• STATED PROBLEM
Your copy of the material must match it exactly, except that pictures are dropped.

• MATERIAL FOR THIS TASK
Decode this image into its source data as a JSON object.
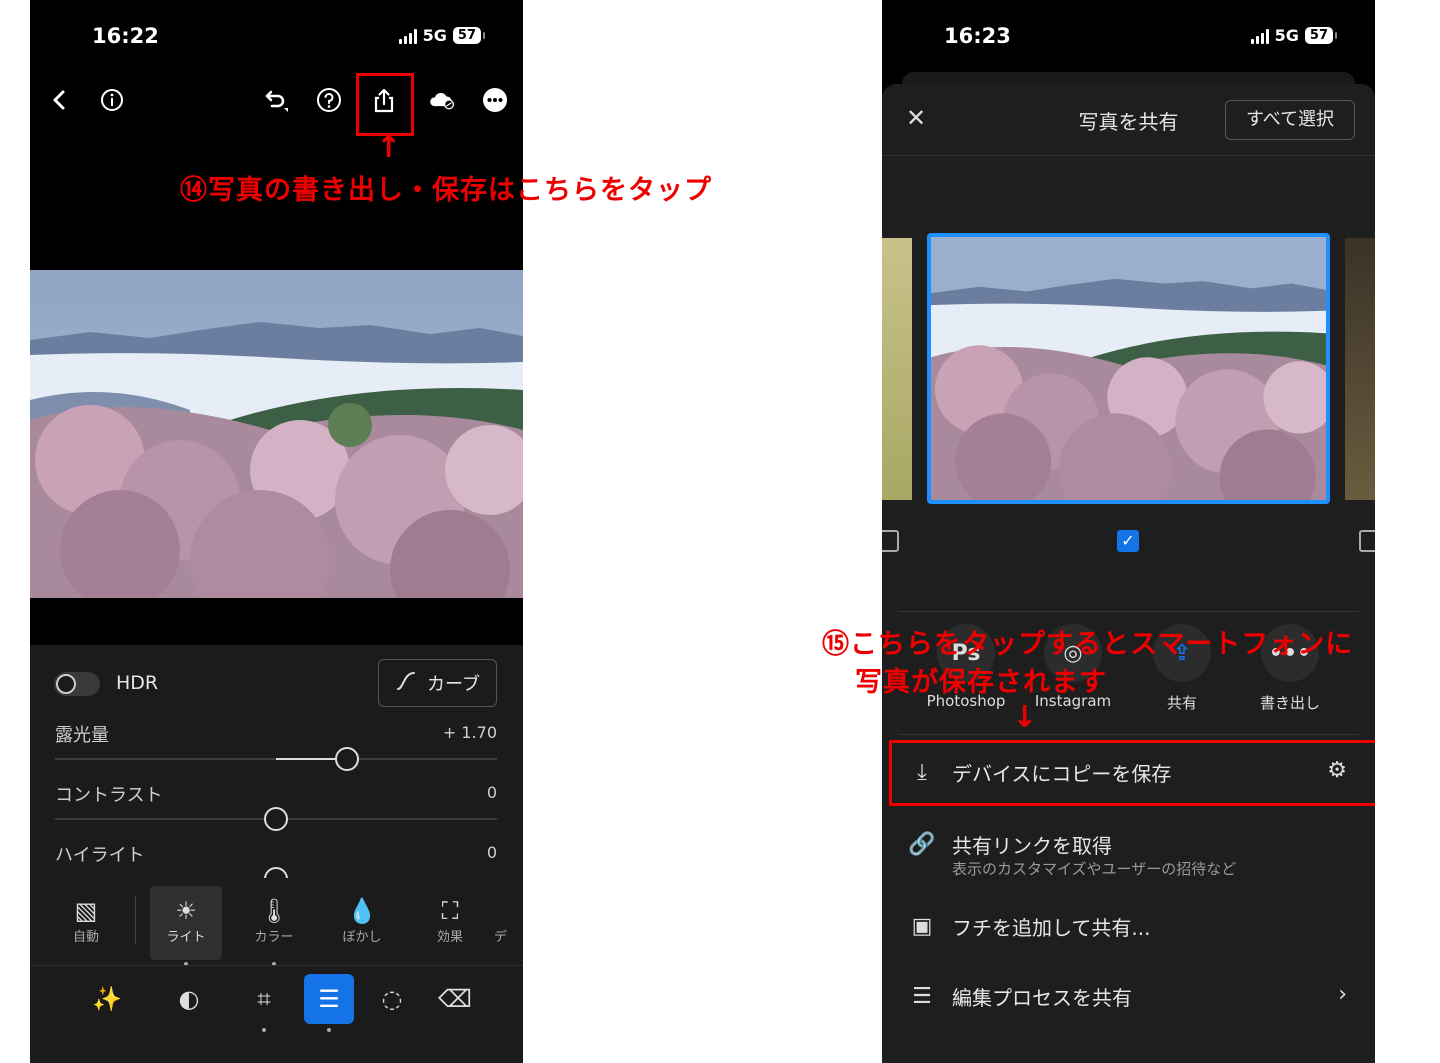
{
  "left_screen": {
    "status": {
      "time": "16:22",
      "network": "5G",
      "battery": "57"
    },
    "annotation_text": "⑭写真の書き出し・保存はこちらをタップ",
    "annotation_arrow": "↑",
    "hdr_label": "HDR",
    "curve_label": "カーブ",
    "sliders": [
      {
        "label": "露光量",
        "value": "+ 1.70"
      },
      {
        "label": "コントラスト",
        "value": "0"
      },
      {
        "label": "ハイライト",
        "value": "0"
      }
    ],
    "tools": [
      {
        "label": "自動",
        "icon": "auto-photo-icon"
      },
      {
        "label": "ライト",
        "icon": "sun-icon"
      },
      {
        "label": "カラー",
        "icon": "thermometer-icon"
      },
      {
        "label": "ぼかし",
        "icon": "droplet-icon"
      },
      {
        "label": "効果",
        "icon": "vignette-icon"
      },
      {
        "label": "デ",
        "icon": ""
      }
    ],
    "bottom_icons": [
      "magic-wand-icon",
      "mask-icon",
      "crop-icon",
      "sliders-icon",
      "selective-icon",
      "eraser-icon"
    ]
  },
  "right_screen": {
    "status": {
      "time": "16:23",
      "network": "5G",
      "battery": "57"
    },
    "title": "写真を共有",
    "select_all": "すべて選択",
    "checkmark": "✓",
    "apps": [
      {
        "label": "Photoshop",
        "glyph": "Ps"
      },
      {
        "label": "Instagram",
        "glyph": "◎"
      },
      {
        "label": "共有",
        "glyph": "⇪"
      },
      {
        "label": "書き出し",
        "glyph": "•••"
      }
    ],
    "annotation_text_1": "⑮こちらをタップするとスマートフォンに",
    "annotation_text_2": "写真が保存されます",
    "annotation_arrow": "↓",
    "rows": [
      {
        "title": "デバイスにコピーを保存",
        "subtitle": "",
        "icon": "download-icon",
        "end": "⚙"
      },
      {
        "title": "共有リンクを取得",
        "subtitle": "表示のカスタマイズやユーザーの招待など",
        "icon": "link-icon",
        "end": ""
      },
      {
        "title": "フチを追加して共有...",
        "subtitle": "",
        "icon": "frame-icon",
        "end": ""
      },
      {
        "title": "編集プロセスを共有",
        "subtitle": "",
        "icon": "sliders-icon",
        "end": "›"
      }
    ],
    "colors": {
      "accent": "#1473e6",
      "annotation": "#e00000"
    }
  }
}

• REPLY TO THE EXERCISE
Decode this image into its source data as a JSON object.
{
  "left_screen": {
    "status": {
      "time": "16:22",
      "network": "5G",
      "battery": "57"
    },
    "annotation_text": "⑭写真の書き出し・保存はこちらをタップ",
    "annotation_arrow": "↑",
    "hdr_label": "HDR",
    "curve_label": "カーブ",
    "sliders": [
      {
        "label": "露光量",
        "value": "+ 1.70"
      },
      {
        "label": "コントラスト",
        "value": "0"
      },
      {
        "label": "ハイライト",
        "value": "0"
      }
    ],
    "tools": [
      {
        "label": "自動",
        "icon": "auto-photo-icon"
      },
      {
        "label": "ライト",
        "icon": "sun-icon"
      },
      {
        "label": "カラー",
        "icon": "thermometer-icon"
      },
      {
        "label": "ぼかし",
        "icon": "droplet-icon"
      },
      {
        "label": "効果",
        "icon": "vignette-icon"
      },
      {
        "label": "デ",
        "icon": ""
      }
    ],
    "bottom_icons": [
      "magic-wand-icon",
      "mask-icon",
      "crop-icon",
      "sliders-icon",
      "selective-icon",
      "eraser-icon"
    ]
  },
  "right_screen": {
    "status": {
      "time": "16:23",
      "network": "5G",
      "battery": "57"
    },
    "title": "写真を共有",
    "select_all": "すべて選択",
    "checkmark": "✓",
    "apps": [
      {
        "label": "Photoshop",
        "glyph": "Ps"
      },
      {
        "label": "Instagram",
        "glyph": "◎"
      },
      {
        "label": "共有",
        "glyph": "⇪"
      },
      {
        "label": "書き出し",
        "glyph": "•••"
      }
    ],
    "annotation_text_1": "⑮こちらをタップするとスマートフォンに",
    "annotation_text_2": "写真が保存されます",
    "annotation_arrow": "↓",
    "rows": [
      {
        "title": "デバイスにコピーを保存",
        "subtitle": "",
        "icon": "download-icon",
        "end": "⚙"
      },
      {
        "title": "共有リンクを取得",
        "subtitle": "表示のカスタマイズやユーザーの招待など",
        "icon": "link-icon",
        "end": ""
      },
      {
        "title": "フチを追加して共有...",
        "subtitle": "",
        "icon": "frame-icon",
        "end": ""
      },
      {
        "title": "編集プロセスを共有",
        "subtitle": "",
        "icon": "sliders-icon",
        "end": "›"
      }
    ],
    "colors": {
      "accent": "#1473e6",
      "annotation": "#e00000"
    }
  }
}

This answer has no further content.